On Tue, Jul 19, 2011 at 2:18 AM, Konrad Heuer <kheuer2 at gwdg.de> wrote:

>
> I found it very interesting to look at the thread "Lennart Poettering: BSD
> Isn't Relevant Anymore" and the original interview.
>
> Just to make clear: I started using FreeBSD approximately in 1994 with
> 2.0-RELEASE and still use FreeBSD and hope to do so a lot of years to come.
>
> But: Neither BSD nor Linux will ever have chance to conquere the desktop,
> despite of KDE, Gnome or anything else. In business environments there is no
> alternative to Windows. Microsoft successfully created Active Directory from
> DNS, LDAP and Kerberos with an easy-to-manage interface and - meanwhile - a
> seasonable server operating system like Windows Server 2008R2. It was long
> way for them from horrible Windows NT, but they did it. I don't see any
> chance to manage a large client-server-cloud with BSD or Linux as you can do
> with Active Directory.

■ ■ ■ ■

• Request 1
Starting at the line of the listing that has "tooltip-spacer: [372, 524, 1472, 591]" and going through the end of the listing, write those lines out again with "tutorial-overlay" changed to "guide-overlay". Leave everything else as it is.

• Data for the task
■ ■ ■ ■

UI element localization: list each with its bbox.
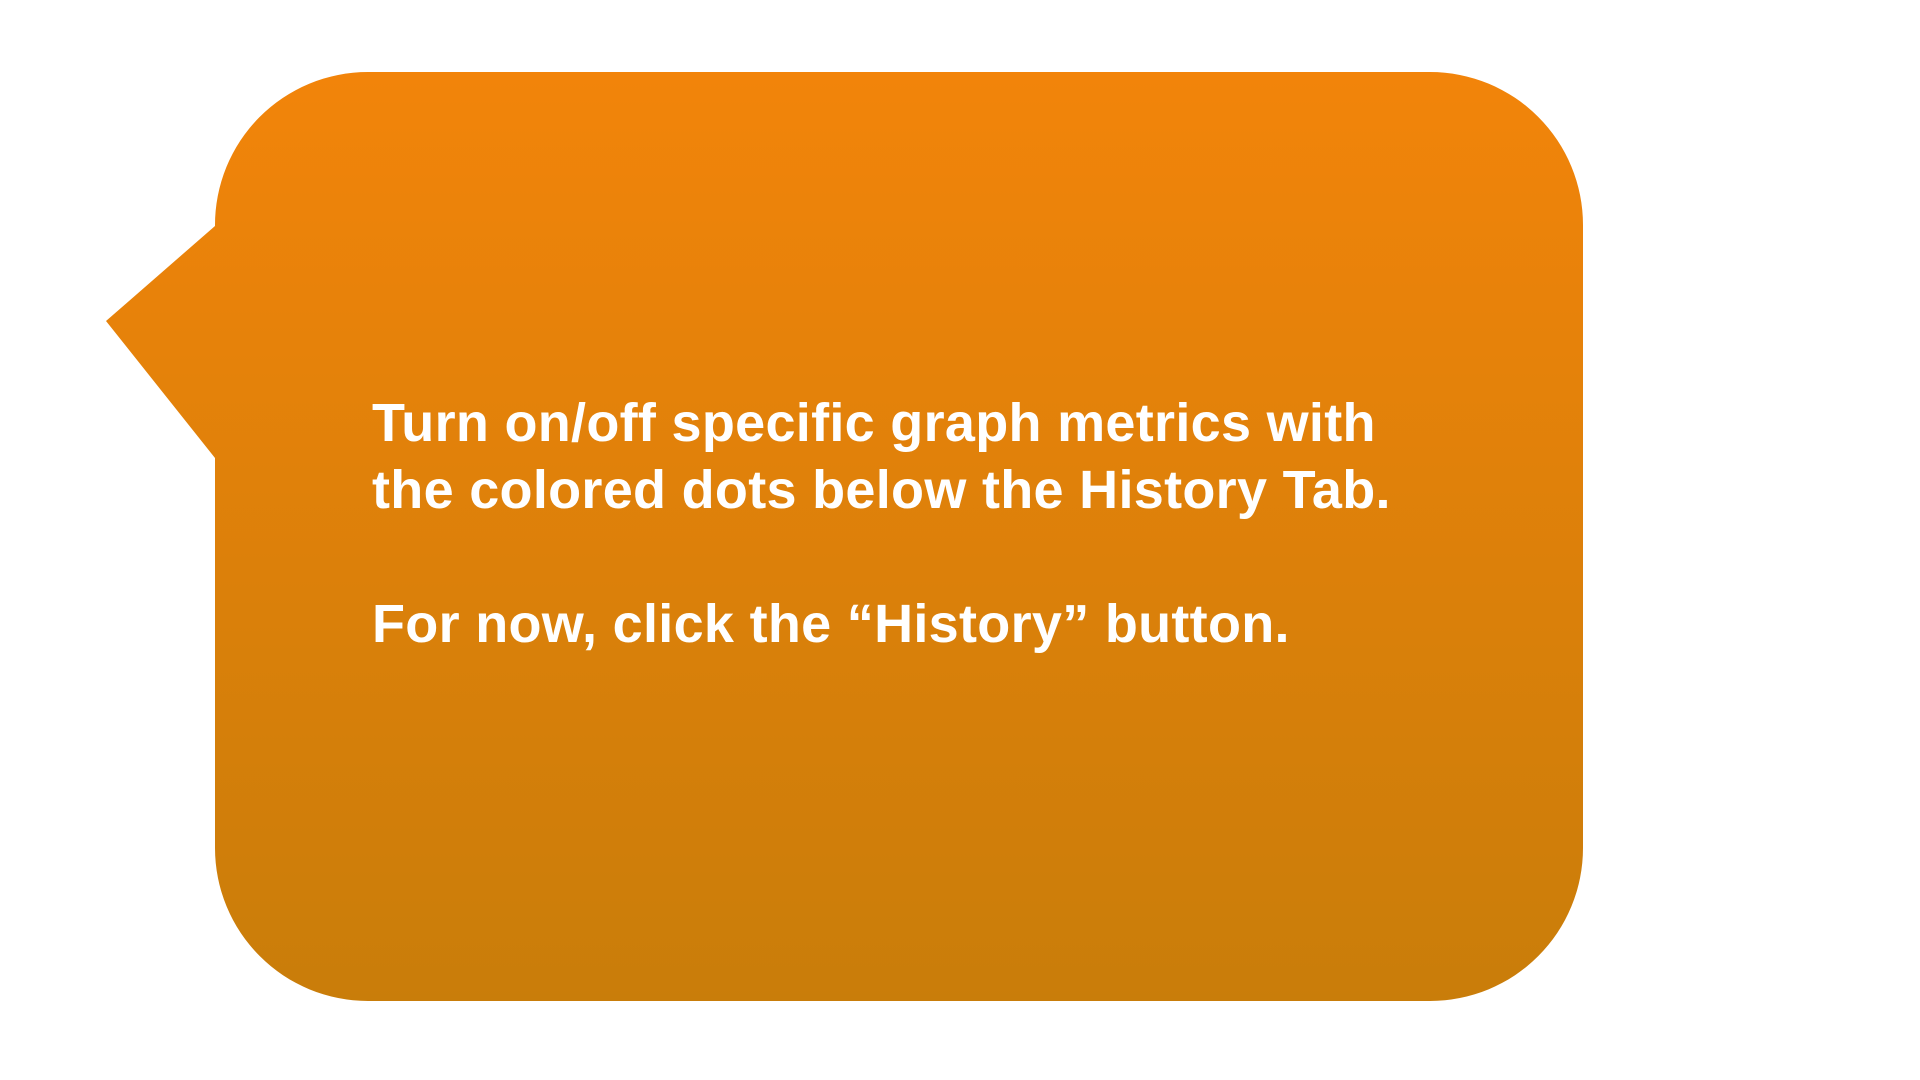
tooltip-spacer: [372, 524, 1472, 591]
tooltip-line-2: the colored dots below the History Tab.: [372, 460, 1391, 520]
tutorial-overlay: Turn on/off specific graph metrics with …: [0, 0, 1920, 1080]
tooltip-instruction: For now, click the “History” button.: [372, 594, 1290, 654]
tooltip-line-1: Turn on/off specific graph metrics with: [372, 393, 1376, 453]
tooltip-message: Turn on/off specific graph metrics with …: [372, 390, 1472, 658]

■ ■ ■ ■

• Request 2
From the email about BSD and Linux, copy word for word the part that begins at the words "On Tue, Jul" and stops after "the original interview.".

• Correct result 1
tooltip-spacer: [372, 524, 1472, 591]
tooltip-line-2: the colored dots below the History Tab.: [372, 460, 1391, 520]
guide-overlay: Turn on/off specific graph metrics with …: [0, 0, 1920, 1080]
tooltip-instruction: For now, click the “History” button.: [372, 594, 1290, 654]
tooltip-line-1: Turn on/off specific graph metrics with: [372, 393, 1376, 453]
tooltip-message: Turn on/off specific graph metrics with …: [372, 390, 1472, 658]

• Correct result 2
On Tue, Jul 19, 2011 at 2:18 AM, Konrad Heuer <kheuer2 at gwdg.de> wrote:

>
> I found it very interesting to look at the thread "Lennart Poettering: BSD
> Isn't Relevant Anymore" and the original interview.